>> begin Data to use

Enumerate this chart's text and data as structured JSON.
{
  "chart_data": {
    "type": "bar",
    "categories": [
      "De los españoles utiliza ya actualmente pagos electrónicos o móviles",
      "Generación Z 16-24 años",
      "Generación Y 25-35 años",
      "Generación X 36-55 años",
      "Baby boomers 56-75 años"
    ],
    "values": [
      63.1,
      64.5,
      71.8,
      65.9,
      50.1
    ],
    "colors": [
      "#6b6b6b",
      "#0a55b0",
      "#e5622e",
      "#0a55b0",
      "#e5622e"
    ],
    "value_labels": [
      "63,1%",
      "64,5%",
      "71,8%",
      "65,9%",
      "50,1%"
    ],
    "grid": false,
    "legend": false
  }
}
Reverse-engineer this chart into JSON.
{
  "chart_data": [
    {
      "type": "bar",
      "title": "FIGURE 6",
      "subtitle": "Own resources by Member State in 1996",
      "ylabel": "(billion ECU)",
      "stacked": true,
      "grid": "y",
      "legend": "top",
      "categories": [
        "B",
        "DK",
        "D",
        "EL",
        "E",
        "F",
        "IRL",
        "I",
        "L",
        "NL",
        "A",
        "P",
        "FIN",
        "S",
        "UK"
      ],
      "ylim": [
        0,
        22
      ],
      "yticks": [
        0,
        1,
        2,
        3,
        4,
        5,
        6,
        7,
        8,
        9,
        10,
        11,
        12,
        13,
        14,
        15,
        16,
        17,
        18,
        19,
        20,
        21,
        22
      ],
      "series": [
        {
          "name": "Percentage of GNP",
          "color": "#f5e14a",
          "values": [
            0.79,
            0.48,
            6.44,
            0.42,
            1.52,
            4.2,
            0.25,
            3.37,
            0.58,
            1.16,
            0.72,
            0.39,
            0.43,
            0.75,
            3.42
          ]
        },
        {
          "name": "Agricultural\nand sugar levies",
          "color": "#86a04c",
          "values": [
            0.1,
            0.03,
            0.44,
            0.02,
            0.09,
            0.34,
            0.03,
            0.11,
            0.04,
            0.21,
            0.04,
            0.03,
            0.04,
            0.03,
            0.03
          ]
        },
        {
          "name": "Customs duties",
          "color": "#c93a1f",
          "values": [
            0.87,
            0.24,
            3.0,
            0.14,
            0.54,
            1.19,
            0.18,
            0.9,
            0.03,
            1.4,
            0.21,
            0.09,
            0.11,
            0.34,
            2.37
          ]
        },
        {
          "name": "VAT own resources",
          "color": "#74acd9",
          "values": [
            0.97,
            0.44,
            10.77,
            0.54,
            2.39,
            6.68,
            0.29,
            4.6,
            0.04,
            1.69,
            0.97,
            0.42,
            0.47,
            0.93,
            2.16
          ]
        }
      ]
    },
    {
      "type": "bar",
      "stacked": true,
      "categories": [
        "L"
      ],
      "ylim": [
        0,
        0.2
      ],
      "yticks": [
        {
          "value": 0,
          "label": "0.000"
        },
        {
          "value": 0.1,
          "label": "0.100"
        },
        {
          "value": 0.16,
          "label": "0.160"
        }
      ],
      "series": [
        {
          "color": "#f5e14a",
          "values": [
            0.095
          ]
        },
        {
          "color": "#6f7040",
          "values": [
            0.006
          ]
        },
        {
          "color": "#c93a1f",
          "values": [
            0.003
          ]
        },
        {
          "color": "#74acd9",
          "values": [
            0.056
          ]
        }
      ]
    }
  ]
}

>> end Data to use

All of the entries above must be quoted exactly.

Enumerate this chart's text and data as structured JSON.
{
  "chart_data": {
    "type": "bar",
    "categories": [
      "De los españoles utiliza ya actualmente pagos electrónicos o móviles",
      "Generación Z 16-24 años",
      "Generación Y 25-35 años",
      "Generación X 36-55 años",
      "Baby boomers 56-75 años"
    ],
    "values": [
      63.1,
      64.5,
      71.8,
      65.9,
      50.1
    ],
    "colors": [
      "#6b6b6b",
      "#0a55b0",
      "#e5622e",
      "#0a55b0",
      "#e5622e"
    ],
    "value_labels": [
      "63,1%",
      "64,5%",
      "71,8%",
      "65,9%",
      "50,1%"
    ],
    "grid": false,
    "legend": false
  }
}
Reverse-engineer this chart into JSON.
{
  "chart_data": [
    {
      "type": "bar",
      "title": "FIGURE 6",
      "subtitle": "Own resources by Member State in 1996",
      "ylabel": "(billion ECU)",
      "stacked": true,
      "grid": "y",
      "legend": "top",
      "categories": [
        "B",
        "DK",
        "D",
        "EL",
        "E",
        "F",
        "IRL",
        "I",
        "L",
        "NL",
        "A",
        "P",
        "FIN",
        "S",
        "UK"
      ],
      "ylim": [
        0,
        22
      ],
      "yticks": [
        0,
        1,
        2,
        3,
        4,
        5,
        6,
        7,
        8,
        9,
        10,
        11,
        12,
        13,
        14,
        15,
        16,
        17,
        18,
        19,
        20,
        21,
        22
      ],
      "series": [
        {
          "name": "Percentage of GNP",
          "color": "#f5e14a",
          "values": [
            0.79,
            0.48,
            6.44,
            0.42,
            1.52,
            4.2,
            0.25,
            3.37,
            0.58,
            1.16,
            0.72,
            0.39,
            0.43,
            0.75,
            3.42
          ]
        },
        {
          "name": "Agricultural\nand sugar levies",
          "color": "#86a04c",
          "values": [
            0.1,
            0.03,
            0.44,
            0.02,
            0.09,
            0.34,
            0.03,
            0.11,
            0.04,
            0.21,
            0.04,
            0.03,
            0.04,
            0.03,
            0.03
          ]
        },
        {
          "name": "Customs duties",
          "color": "#c93a1f",
          "values": [
            0.87,
            0.24,
            3.0,
            0.14,
            0.54,
            1.19,
            0.18,
            0.9,
            0.03,
            1.4,
            0.21,
            0.09,
            0.11,
            0.34,
            2.37
          ]
        },
        {
          "name": "VAT own resources",
          "color": "#74acd9",
          "values": [
            0.97,
            0.44,
            10.77,
            0.54,
            2.39,
            6.68,
            0.29,
            4.6,
            0.04,
            1.69,
            0.97,
            0.42,
            0.47,
            0.93,
            2.16
          ]
        }
      ]
    },
    {
      "type": "bar",
      "stacked": true,
      "categories": [
        "L"
      ],
      "ylim": [
        0,
        0.2
      ],
      "yticks": [
        {
          "value": 0,
          "label": "0.000"
        },
        {
          "value": 0.1,
          "label": "0.100"
        },
        {
          "value": 0.16,
          "label": "0.160"
        }
      ],
      "series": [
        {
          "color": "#f5e14a",
          "values": [
            0.095
          ]
        },
        {
          "color": "#6f7040",
          "values": [
            0.006
          ]
        },
        {
          "color": "#c93a1f",
          "values": [
            0.003
          ]
        },
        {
          "color": "#74acd9",
          "values": [
            0.056
          ]
        }
      ]
    }
  ]
}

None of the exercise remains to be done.